Required task: Write out every entry exactly as it appears.

Data shown:
□ □ □

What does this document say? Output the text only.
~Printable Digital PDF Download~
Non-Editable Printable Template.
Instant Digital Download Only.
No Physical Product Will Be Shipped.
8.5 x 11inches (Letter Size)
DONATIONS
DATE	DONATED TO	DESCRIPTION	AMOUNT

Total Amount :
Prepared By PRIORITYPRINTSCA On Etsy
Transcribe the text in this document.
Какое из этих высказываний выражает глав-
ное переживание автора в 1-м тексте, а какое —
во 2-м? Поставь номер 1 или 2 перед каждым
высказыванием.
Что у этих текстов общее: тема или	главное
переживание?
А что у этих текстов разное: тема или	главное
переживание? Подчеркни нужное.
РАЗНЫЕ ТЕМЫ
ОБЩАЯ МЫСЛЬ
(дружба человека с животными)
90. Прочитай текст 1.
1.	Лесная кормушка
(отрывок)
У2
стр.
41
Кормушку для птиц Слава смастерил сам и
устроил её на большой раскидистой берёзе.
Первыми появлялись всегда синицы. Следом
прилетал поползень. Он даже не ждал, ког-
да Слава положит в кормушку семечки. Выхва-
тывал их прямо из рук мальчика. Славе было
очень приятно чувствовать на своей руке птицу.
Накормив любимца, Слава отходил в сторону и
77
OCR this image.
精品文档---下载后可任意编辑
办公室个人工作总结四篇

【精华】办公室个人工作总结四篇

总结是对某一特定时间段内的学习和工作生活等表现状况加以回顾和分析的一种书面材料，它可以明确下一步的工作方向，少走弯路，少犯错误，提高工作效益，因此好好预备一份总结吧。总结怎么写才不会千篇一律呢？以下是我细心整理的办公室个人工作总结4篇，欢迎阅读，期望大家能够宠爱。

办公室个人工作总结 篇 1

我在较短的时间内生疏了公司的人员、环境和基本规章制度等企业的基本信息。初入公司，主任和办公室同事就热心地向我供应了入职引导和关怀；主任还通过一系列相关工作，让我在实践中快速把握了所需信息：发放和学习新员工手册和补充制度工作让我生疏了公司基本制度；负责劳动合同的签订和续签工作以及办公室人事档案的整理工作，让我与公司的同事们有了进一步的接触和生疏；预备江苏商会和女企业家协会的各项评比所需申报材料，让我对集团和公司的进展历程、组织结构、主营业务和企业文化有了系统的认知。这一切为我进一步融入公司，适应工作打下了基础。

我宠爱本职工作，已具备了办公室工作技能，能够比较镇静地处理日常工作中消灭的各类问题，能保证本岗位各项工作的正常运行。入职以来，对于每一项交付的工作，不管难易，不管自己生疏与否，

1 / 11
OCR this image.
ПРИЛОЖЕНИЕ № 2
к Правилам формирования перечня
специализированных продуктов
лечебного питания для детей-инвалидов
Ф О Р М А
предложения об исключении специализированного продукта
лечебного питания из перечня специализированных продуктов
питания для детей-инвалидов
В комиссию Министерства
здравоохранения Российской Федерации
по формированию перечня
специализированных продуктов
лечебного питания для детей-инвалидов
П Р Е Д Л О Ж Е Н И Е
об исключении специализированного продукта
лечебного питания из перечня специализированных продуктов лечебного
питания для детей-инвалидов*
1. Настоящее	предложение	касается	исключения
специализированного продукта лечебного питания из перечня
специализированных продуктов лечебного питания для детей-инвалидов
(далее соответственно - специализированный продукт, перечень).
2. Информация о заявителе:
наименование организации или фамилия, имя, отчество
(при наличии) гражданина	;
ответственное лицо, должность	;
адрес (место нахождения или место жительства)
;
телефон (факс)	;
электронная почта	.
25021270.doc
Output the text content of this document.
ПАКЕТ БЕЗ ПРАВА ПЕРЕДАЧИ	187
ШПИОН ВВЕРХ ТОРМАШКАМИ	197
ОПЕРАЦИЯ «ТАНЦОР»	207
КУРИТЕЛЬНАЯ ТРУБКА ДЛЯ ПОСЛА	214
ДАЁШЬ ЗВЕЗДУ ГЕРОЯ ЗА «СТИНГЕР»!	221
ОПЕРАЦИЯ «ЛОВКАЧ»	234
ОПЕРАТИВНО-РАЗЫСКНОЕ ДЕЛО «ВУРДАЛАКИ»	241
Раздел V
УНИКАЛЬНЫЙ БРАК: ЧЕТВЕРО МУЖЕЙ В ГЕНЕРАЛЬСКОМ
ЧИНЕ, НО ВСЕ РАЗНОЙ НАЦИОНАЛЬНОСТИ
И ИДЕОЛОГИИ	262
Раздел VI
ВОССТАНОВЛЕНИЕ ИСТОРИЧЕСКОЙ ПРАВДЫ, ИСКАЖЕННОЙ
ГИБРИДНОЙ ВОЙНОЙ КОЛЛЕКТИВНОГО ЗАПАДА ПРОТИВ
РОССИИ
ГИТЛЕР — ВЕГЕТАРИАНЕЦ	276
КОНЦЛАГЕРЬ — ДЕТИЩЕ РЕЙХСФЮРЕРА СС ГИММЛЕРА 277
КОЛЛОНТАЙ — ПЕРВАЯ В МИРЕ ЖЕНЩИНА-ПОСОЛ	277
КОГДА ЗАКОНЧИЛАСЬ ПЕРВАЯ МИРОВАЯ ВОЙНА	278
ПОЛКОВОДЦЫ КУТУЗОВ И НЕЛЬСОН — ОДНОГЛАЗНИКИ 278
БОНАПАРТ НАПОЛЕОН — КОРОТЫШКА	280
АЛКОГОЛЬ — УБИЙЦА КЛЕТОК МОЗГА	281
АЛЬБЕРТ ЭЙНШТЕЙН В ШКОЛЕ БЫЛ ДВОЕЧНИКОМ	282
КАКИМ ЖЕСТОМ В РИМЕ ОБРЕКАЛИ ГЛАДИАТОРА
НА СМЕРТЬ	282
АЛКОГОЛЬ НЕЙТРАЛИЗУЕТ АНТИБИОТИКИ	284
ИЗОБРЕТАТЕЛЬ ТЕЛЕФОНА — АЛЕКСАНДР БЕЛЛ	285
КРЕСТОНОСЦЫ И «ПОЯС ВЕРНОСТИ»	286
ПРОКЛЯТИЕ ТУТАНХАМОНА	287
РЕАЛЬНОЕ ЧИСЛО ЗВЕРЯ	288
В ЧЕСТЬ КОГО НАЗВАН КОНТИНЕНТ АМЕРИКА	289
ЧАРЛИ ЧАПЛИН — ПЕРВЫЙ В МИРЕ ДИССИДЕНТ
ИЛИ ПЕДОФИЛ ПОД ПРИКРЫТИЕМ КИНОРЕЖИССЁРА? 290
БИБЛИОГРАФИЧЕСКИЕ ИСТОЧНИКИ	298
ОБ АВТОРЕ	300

□ □ □

Task output:
What does this document say? Output the text only.
~Printable Digital PDF Download~
Non-Editable Printable Template.
Instant Digital Download Only.
No Physical Product Will Be Shipped.
8.5 x 11inches (Letter Size)
DONATIONS
DATE	DONATED TO	DESCRIPTION	AMOUNT

Total Amount :
Prepared By PRIORITYPRINTSCA On Etsy
Transcribe the text in this document.
Какое из этих высказываний выражает глав-
ное переживание автора в 1-м тексте, а какое —
во 2-м? Поставь номер 1 или 2 перед каждым
высказыванием.
Что у этих текстов общее: тема или	главное
переживание?
А что у этих текстов разное: тема или	главное
переживание? Подчеркни нужное.
РАЗНЫЕ ТЕМЫ
ОБЩАЯ МЫСЛЬ
(дружба человека с животными)
90. Прочитай текст 1.
1.	Лесная кормушка
(отрывок)
У2
стр.
41
Кормушку для птиц Слава смастерил сам и
устроил её на большой раскидистой берёзе.
Первыми появлялись всегда синицы. Следом
прилетал поползень. Он даже не ждал, ког-
да Слава положит в кормушку семечки. Выхва-
тывал их прямо из рук мальчика. Славе было
очень приятно чувствовать на своей руке птицу.
Накормив любимца, Слава отходил в сторону и
77
OCR this image.
精品文档---下载后可任意编辑
办公室个人工作总结四篇

【精华】办公室个人工作总结四篇

总结是对某一特定时间段内的学习和工作生活等表现状况加以回顾和分析的一种书面材料，它可以明确下一步的工作方向，少走弯路，少犯错误，提高工作效益，因此好好预备一份总结吧。总结怎么写才不会千篇一律呢？以下是我细心整理的办公室个人工作总结4篇，欢迎阅读，期望大家能够宠爱。

办公室个人工作总结 篇 1

我在较短的时间内生疏了公司的人员、环境和基本规章制度等企业的基本信息。初入公司，主任和办公室同事就热心地向我供应了入职引导和关怀；主任还通过一系列相关工作，让我在实践中快速把握了所需信息：发放和学习新员工手册和补充制度工作让我生疏了公司基本制度；负责劳动合同的签订和续签工作以及办公室人事档案的整理工作，让我与公司的同事们有了进一步的接触和生疏；预备江苏商会和女企业家协会的各项评比所需申报材料，让我对集团和公司的进展历程、组织结构、主营业务和企业文化有了系统的认知。这一切为我进一步融入公司，适应工作打下了基础。

我宠爱本职工作，已具备了办公室工作技能，能够比较镇静地处理日常工作中消灭的各类问题，能保证本岗位各项工作的正常运行。入职以来，对于每一项交付的工作，不管难易，不管自己生疏与否，

1 / 11
OCR this image.
ПРИЛОЖЕНИЕ № 2
к Правилам формирования перечня
специализированных продуктов
лечебного питания для детей-инвалидов
Ф О Р М А
предложения об исключении специализированного продукта
лечебного питания из перечня специализированных продуктов
питания для детей-инвалидов
В комиссию Министерства
здравоохранения Российской Федерации
по формированию перечня
специализированных продуктов
лечебного питания для детей-инвалидов
П Р Е Д Л О Ж Е Н И Е
об исключении специализированного продукта
лечебного питания из перечня специализированных продуктов лечебного
питания для детей-инвалидов*
1. Настоящее	предложение	касается	исключения
специализированного продукта лечебного питания из перечня
специализированных продуктов лечебного питания для детей-инвалидов
(далее соответственно - специализированный продукт, перечень).
2. Информация о заявителе:
наименование организации или фамилия, имя, отчество
(при наличии) гражданина	;
ответственное лицо, должность	;
адрес (место нахождения или место жительства)
;
телефон (факс)	;
электронная почта	.
25021270.doc
Output the text content of this document.
ПАКЕТ БЕЗ ПРАВА ПЕРЕДАЧИ	187
ШПИОН ВВЕРХ ТОРМАШКАМИ	197
ОПЕРАЦИЯ «ТАНЦОР»	207
КУРИТЕЛЬНАЯ ТРУБКА ДЛЯ ПОСЛА	214
ДАЁШЬ ЗВЕЗДУ ГЕРОЯ ЗА «СТИНГЕР»!	221
ОПЕРАЦИЯ «ЛОВКАЧ»	234
ОПЕРАТИВНО-РАЗЫСКНОЕ ДЕЛО «ВУРДАЛАКИ»	241
Раздел V
УНИКАЛЬНЫЙ БРАК: ЧЕТВЕРО МУЖЕЙ В ГЕНЕРАЛЬСКОМ
ЧИНЕ, НО ВСЕ РАЗНОЙ НАЦИОНАЛЬНОСТИ
И ИДЕОЛОГИИ	262
Раздел VI
ВОССТАНОВЛЕНИЕ ИСТОРИЧЕСКОЙ ПРАВДЫ, ИСКАЖЕННОЙ
ГИБРИДНОЙ ВОЙНОЙ КОЛЛЕКТИВНОГО ЗАПАДА ПРОТИВ
РОССИИ
ГИТЛЕР — ВЕГЕТАРИАНЕЦ	276
КОНЦЛАГЕРЬ — ДЕТИЩЕ РЕЙХСФЮРЕРА СС ГИММЛЕРА 277
КОЛЛОНТАЙ — ПЕРВАЯ В МИРЕ ЖЕНЩИНА-ПОСОЛ	277
КОГДА ЗАКОНЧИЛАСЬ ПЕРВАЯ МИРОВАЯ ВОЙНА	278
ПОЛКОВОДЦЫ КУТУЗОВ И НЕЛЬСОН — ОДНОГЛАЗНИКИ 278
БОНАПАРТ НАПОЛЕОН — КОРОТЫШКА	280
АЛКОГОЛЬ — УБИЙЦА КЛЕТОК МОЗГА	281
АЛЬБЕРТ ЭЙНШТЕЙН В ШКОЛЕ БЫЛ ДВОЕЧНИКОМ	282
КАКИМ ЖЕСТОМ В РИМЕ ОБРЕКАЛИ ГЛАДИАТОРА
НА СМЕРТЬ	282
АЛКОГОЛЬ НЕЙТРАЛИЗУЕТ АНТИБИОТИКИ	284
ИЗОБРЕТАТЕЛЬ ТЕЛЕФОНА — АЛЕКСАНДР БЕЛЛ	285
КРЕСТОНОСЦЫ И «ПОЯС ВЕРНОСТИ»	286
ПРОКЛЯТИЕ ТУТАНХАМОНА	287
РЕАЛЬНОЕ ЧИСЛО ЗВЕРЯ	288
В ЧЕСТЬ КОГО НАЗВАН КОНТИНЕНТ АМЕРИКА	289
ЧАРЛИ ЧАПЛИН — ПЕРВЫЙ В МИРЕ ДИССИДЕНТ
ИЛИ ПЕДОФИЛ ПОД ПРИКРЫТИЕМ КИНОРЕЖИССЁРА? 290
БИБЛИОГРАФИЧЕСКИЕ ИСТОЧНИКИ	298
ОБ АВТОРЕ	300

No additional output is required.